— START OF Exercise materials —
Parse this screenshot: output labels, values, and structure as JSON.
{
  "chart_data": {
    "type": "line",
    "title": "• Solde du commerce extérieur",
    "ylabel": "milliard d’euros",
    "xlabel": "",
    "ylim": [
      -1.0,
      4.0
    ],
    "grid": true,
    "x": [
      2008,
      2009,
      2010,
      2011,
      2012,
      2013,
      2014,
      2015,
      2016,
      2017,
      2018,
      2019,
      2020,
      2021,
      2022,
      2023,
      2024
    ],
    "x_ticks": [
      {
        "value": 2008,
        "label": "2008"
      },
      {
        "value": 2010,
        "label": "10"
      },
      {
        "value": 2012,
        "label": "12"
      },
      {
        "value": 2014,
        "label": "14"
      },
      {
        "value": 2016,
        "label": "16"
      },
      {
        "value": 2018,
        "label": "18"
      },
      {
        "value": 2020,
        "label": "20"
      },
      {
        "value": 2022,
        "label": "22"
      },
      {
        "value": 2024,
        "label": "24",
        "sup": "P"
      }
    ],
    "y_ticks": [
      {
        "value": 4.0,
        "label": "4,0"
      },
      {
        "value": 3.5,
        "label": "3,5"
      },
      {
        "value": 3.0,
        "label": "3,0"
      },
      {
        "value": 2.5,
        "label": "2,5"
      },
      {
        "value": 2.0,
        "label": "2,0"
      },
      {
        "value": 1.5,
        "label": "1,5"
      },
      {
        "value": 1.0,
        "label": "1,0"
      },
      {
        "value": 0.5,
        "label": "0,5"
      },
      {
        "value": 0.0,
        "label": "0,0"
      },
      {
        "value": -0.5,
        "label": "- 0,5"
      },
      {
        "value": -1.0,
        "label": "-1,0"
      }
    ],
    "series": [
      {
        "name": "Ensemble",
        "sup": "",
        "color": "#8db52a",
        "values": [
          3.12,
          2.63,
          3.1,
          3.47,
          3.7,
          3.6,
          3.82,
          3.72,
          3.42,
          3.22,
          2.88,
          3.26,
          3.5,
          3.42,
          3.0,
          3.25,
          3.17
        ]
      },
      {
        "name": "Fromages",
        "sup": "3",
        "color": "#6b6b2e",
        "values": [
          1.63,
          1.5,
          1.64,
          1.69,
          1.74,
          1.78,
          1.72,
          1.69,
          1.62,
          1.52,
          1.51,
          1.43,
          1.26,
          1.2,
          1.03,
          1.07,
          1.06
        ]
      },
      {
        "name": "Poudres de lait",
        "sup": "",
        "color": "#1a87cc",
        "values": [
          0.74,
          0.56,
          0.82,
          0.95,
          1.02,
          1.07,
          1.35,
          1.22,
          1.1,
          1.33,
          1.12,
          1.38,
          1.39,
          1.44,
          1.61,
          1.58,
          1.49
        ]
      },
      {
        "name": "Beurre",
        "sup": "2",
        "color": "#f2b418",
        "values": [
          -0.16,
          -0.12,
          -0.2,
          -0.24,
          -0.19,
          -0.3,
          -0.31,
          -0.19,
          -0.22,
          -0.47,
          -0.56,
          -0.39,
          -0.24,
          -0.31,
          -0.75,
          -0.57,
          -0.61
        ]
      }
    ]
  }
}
— END OF Exercise materials —
Challenge
Each line in the listing above that contains "color" should be copied.

Correct response
        "color": "#8db52a",
        "color": "#6b6b2e",
        "color": "#1a87cc",
        "color": "#f2b418",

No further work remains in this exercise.